* begin *
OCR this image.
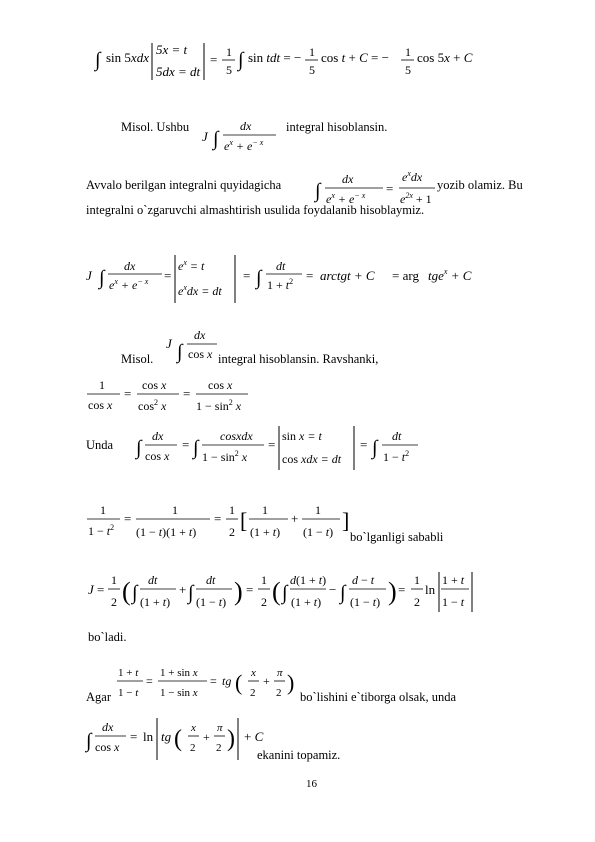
∫ sin 5xdx
5x = t
5dx = dt
= 1
5 ∫ sin tdt = − 1
5
cos t + C = − 1
5
cos 5x + C
Misol. Ushbu
J ∫
dx
$e^x + e^{- x}$
integral hisoblansin.
Avvalo berilgan integralni quyidagicha ∫
dx
$e^x + e^{- x}$ =
$e^xdx$
$e^{2x} + 1$
yozib olamiz. Bu
integralni o`zgaruvchi almashtirish usulida foydalanib hisoblaymiz.
J ∫
dx
$e^x + e^{- x}$ =
$e^x = t$
$e^xdx$ = dt
= ∫
dt
$1 + t^2$ = arctgt + C = arg tge$^x$ + C
Misol.
J ∫
dx
cos x integral hisoblansin. Ravshanki,
1
cos x
=
cos x
$\cos^2 x$
=
cos x
$1 - \sin^2 x$
Unda ∫
dx
cos x
= ∫
cosxdx
$1 - \sin^2 x$
=
sin x = t
cos xdx = dt
= ∫
dt
$1 - t^2$
1
$1 - t^2$
=
1
(1 − t)(1 + t)
=
1
2 [ 1
(1 + t)
+
1
(1 − t) ]
bo`lganligi sababli
J =
1
2 ( ∫
dt
(1 + t)
+ ∫
dt
(1 − t) ) =
1
2 ( ∫
d(1 + t)
(1 + t)
− ∫
d − t
(1 − t) ) =
1
2
ln
1 + t
1 − t
bo`ladi.
Agar
1 + t
1 − t
=
1 + sin x
1 − sin x
= tg ( x
2
+
π
2 )
bo`lishini e`tiborga olsak, unda
∫
dx
cos x
= ln tg ( x
2
+
π
2 ) + C
ekanini topamiz.
16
* end *
The data should be printed again unchanged; leave its pictures out.

OCR this image.
∫ sin 5xdx
5x = t
5dx = dt
= 1
5 ∫ sin tdt = − 1
5
cos t + C = − 1
5
cos 5x + C
Misol. Ushbu
J ∫
dx
$e^x + e^{- x}$
integral hisoblansin.
Avvalo berilgan integralni quyidagicha ∫
dx
$e^x + e^{- x}$ =
$e^xdx$
$e^{2x} + 1$
yozib olamiz. Bu
integralni o`zgaruvchi almashtirish usulida foydalanib hisoblaymiz.
J ∫
dx
$e^x + e^{- x}$ =
$e^x = t$
$e^xdx$ = dt
= ∫
dt
$1 + t^2$ = arctgt + C = arg tge$^x$ + C
Misol.
J ∫
dx
cos x integral hisoblansin. Ravshanki,
1
cos x
=
cos x
$\cos^2 x$
=
cos x
$1 - \sin^2 x$
Unda ∫
dx
cos x
= ∫
cosxdx
$1 - \sin^2 x$
=
sin x = t
cos xdx = dt
= ∫
dt
$1 - t^2$
1
$1 - t^2$
=
1
(1 − t)(1 + t)
=
1
2 [ 1
(1 + t)
+
1
(1 − t) ]
bo`lganligi sababli
J =
1
2 ( ∫
dt
(1 + t)
+ ∫
dt
(1 − t) ) =
1
2 ( ∫
d(1 + t)
(1 + t)
− ∫
d − t
(1 − t) ) =
1
2
ln
1 + t
1 − t
bo`ladi.
Agar
1 + t
1 − t
=
1 + sin x
1 − sin x
= tg ( x
2
+
π
2 )
bo`lishini e`tiborga olsak, unda
∫
dx
cos x
= ln tg ( x
2
+
π
2 ) + C
ekanini topamiz.
16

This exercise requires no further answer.